● WHAT YOU HAVE TO DO
Set out every line bearing the string "replies".

### ENTRIES PROVIDED ###

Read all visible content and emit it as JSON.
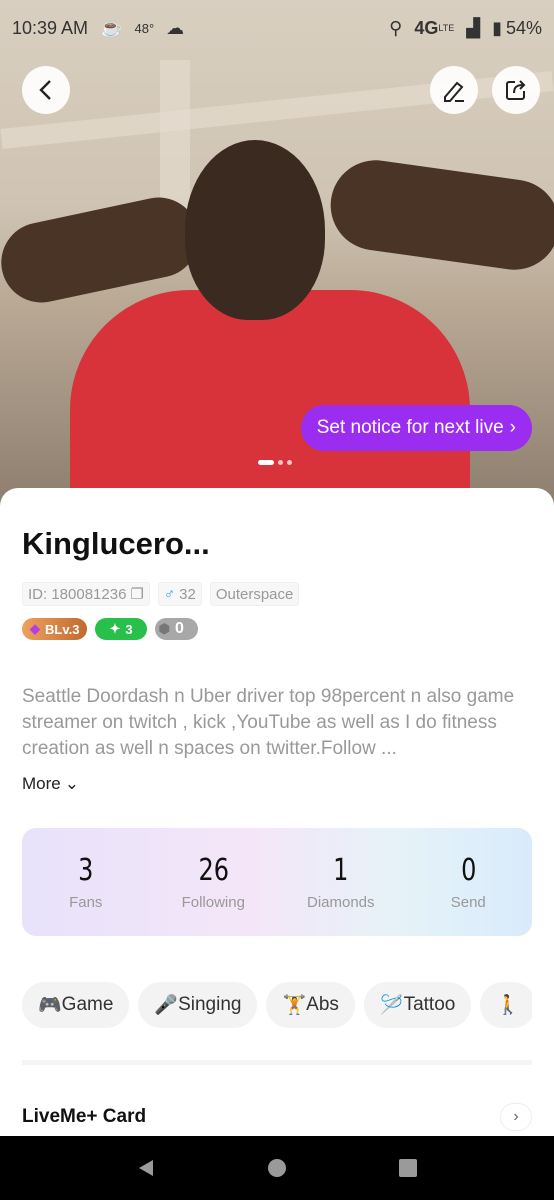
{
  "status_bar": {
    "time": "10:39 AM",
    "temp": "48°",
    "network": "4G",
    "network_sub": "LTE",
    "battery": "54%"
  },
  "header": {
    "back_icon": "chevron-left-icon",
    "edit_icon": "pencil-icon",
    "share_icon": "share-icon"
  },
  "photo": {
    "notice_label": "Set notice for next live",
    "notice_chevron": "›",
    "page_count": 3,
    "current_page": 1
  },
  "profile": {
    "name": "Kinglucero...",
    "id": "ID: 180081236",
    "gender_symbol": "♂",
    "age": "32",
    "location": "Outerspace",
    "badges": [
      {
        "label": "BLv.3",
        "color": "#c97a3c"
      },
      {
        "label": "3",
        "color": "#28c04a"
      },
      {
        "label": "0",
        "color": "#a8a8a8"
      }
    ],
    "bio": "Seattle Doordash n Uber driver top 98percent n also game streamer on twitch , kick ,YouTube as well as I do fitness creation as well n spaces on twitter.Follow ...",
    "more_label": "More"
  },
  "stats": [
    {
      "value": "3",
      "label": "Fans"
    },
    {
      "value": "26",
      "label": "Following"
    },
    {
      "value": "1",
      "label": "Diamonds"
    },
    {
      "value": "0",
      "label": "Send"
    }
  ],
  "tags": [
    {
      "emoji": "🎮",
      "label": "Game"
    },
    {
      "emoji": "🎤",
      "label": "Singing"
    },
    {
      "emoji": "🏋",
      "label": "Abs"
    },
    {
      "emoji": "🪡",
      "label": "Tattoo"
    },
    {
      "emoji": "🚶",
      "label": ""
    }
  ],
  "liveme_card": {
    "title": "LiveMe+ Card"
  },
  "accent": "#9a2df0"
}
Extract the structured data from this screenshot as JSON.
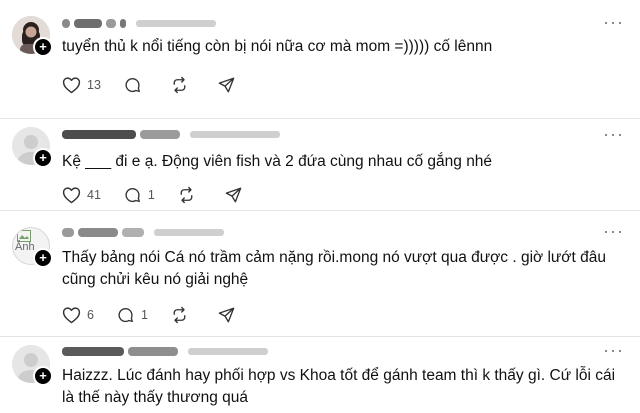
{
  "comments": [
    {
      "text": "tuyển thủ k nổi tiếng còn bị nói nữa cơ mà mom =))))) cố lênnn",
      "likes": "13",
      "replies": ""
    },
    {
      "text": "Kệ ___ đi e ạ. Động viên fish và 2 đứa cùng nhau cố gắng nhé",
      "likes": "41",
      "replies": "1"
    },
    {
      "text": "Thấy bảng nói Cá nó trầm cảm nặng rồi.mong nó vượt qua được . giờ lướt đâu cũng chửi kêu nó giải nghệ",
      "likes": "6",
      "replies": "1",
      "avatar_alt": "Ảnh"
    },
    {
      "text": "Haizzz. Lúc đánh hay phối hợp vs Khoa tốt để gánh team thì k thấy gì. Cứ lỗi cái là thế này thấy thương quá",
      "likes": "",
      "replies": ""
    }
  ],
  "icons": {
    "like": "heart-icon",
    "reply": "comment-bubble-icon",
    "repost": "repost-icon",
    "share": "share-send-icon",
    "follow": "plus-follow-icon",
    "more": "more-horizontal-icon"
  },
  "more_glyph": "···",
  "plus_glyph": "+"
}
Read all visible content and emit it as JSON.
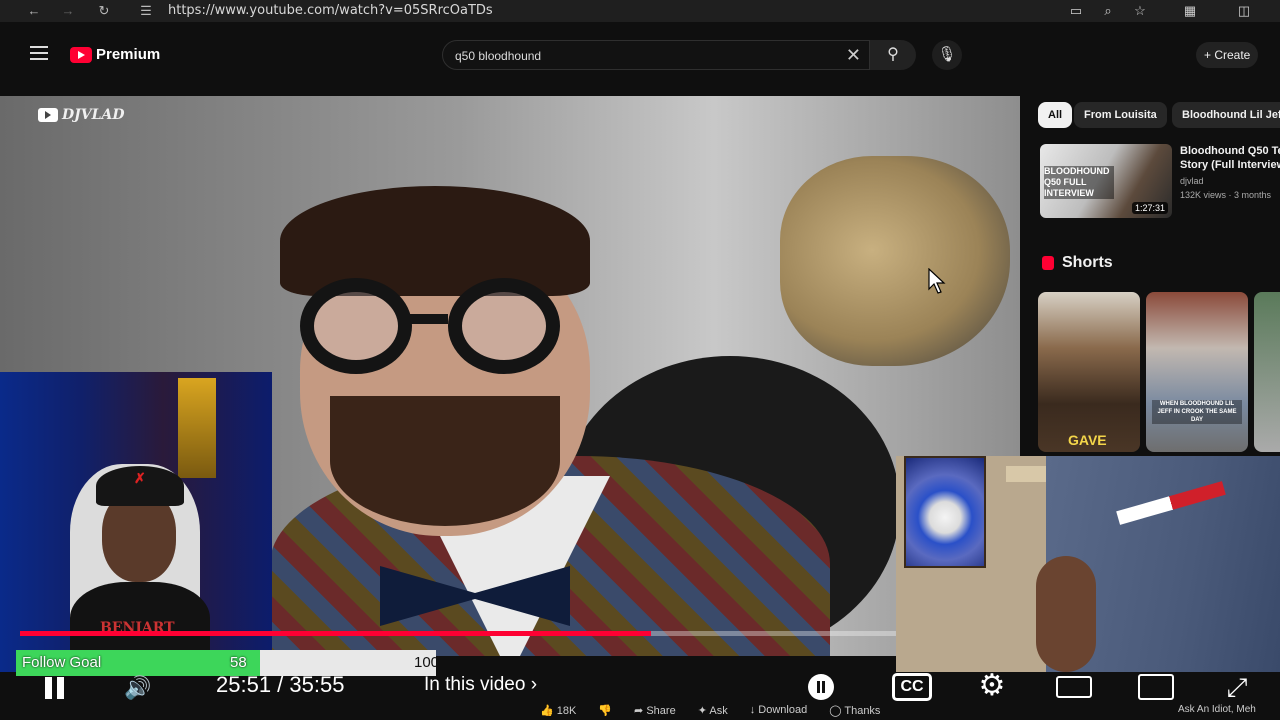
{
  "browser": {
    "url": "https://www.youtube.com/watch?v=05SRrcOaTDs",
    "back_icon": "arrow-left-icon",
    "forward_icon": "arrow-right-icon",
    "reload_icon": "reload-icon"
  },
  "header": {
    "logo_text": "Premium",
    "search_value": "q50 bloodhound",
    "create_label": "+ Create"
  },
  "video": {
    "channel_watermark": "DJVLAD"
  },
  "sidebar": {
    "chips": [
      "All",
      "From Louisita",
      "Bloodhound Lil Jeff"
    ],
    "recommendation": {
      "thumb_text": "BLOODHOUND Q50 FULL INTERVIEW",
      "duration": "1:27:31",
      "title_line1": "Bloodhound Q50 Tel",
      "title_line2": "Story (Full Interview)",
      "channel": "djvlad",
      "meta": "132K views · 3 months"
    },
    "shorts_label": "Shorts",
    "short_1_text": "GAVE",
    "short_2_caption": "WHEN BLOODHOUND LIL JEFF IN CROOK THE SAME DAY"
  },
  "webcam_left": {
    "shirt_text": "BENJART"
  },
  "player": {
    "progress_fraction": 0.72,
    "time": "25:51 / 35:55",
    "chapter_label": "In this video",
    "cc_label": "CC"
  },
  "follow_goal": {
    "label": "Follow Goal",
    "current": "58",
    "target": "100",
    "fraction": 0.58
  },
  "actions": {
    "likes": "18K",
    "share": "Share",
    "ask": "Ask",
    "download": "Download",
    "thanks": "Thanks"
  },
  "footer": {
    "bottom_right": "Ask An Idiot, Meh"
  }
}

###

● RIGHT ANSWER
      "replies": ""
      "replies": "1"
      "replies": "1",
      "replies": ""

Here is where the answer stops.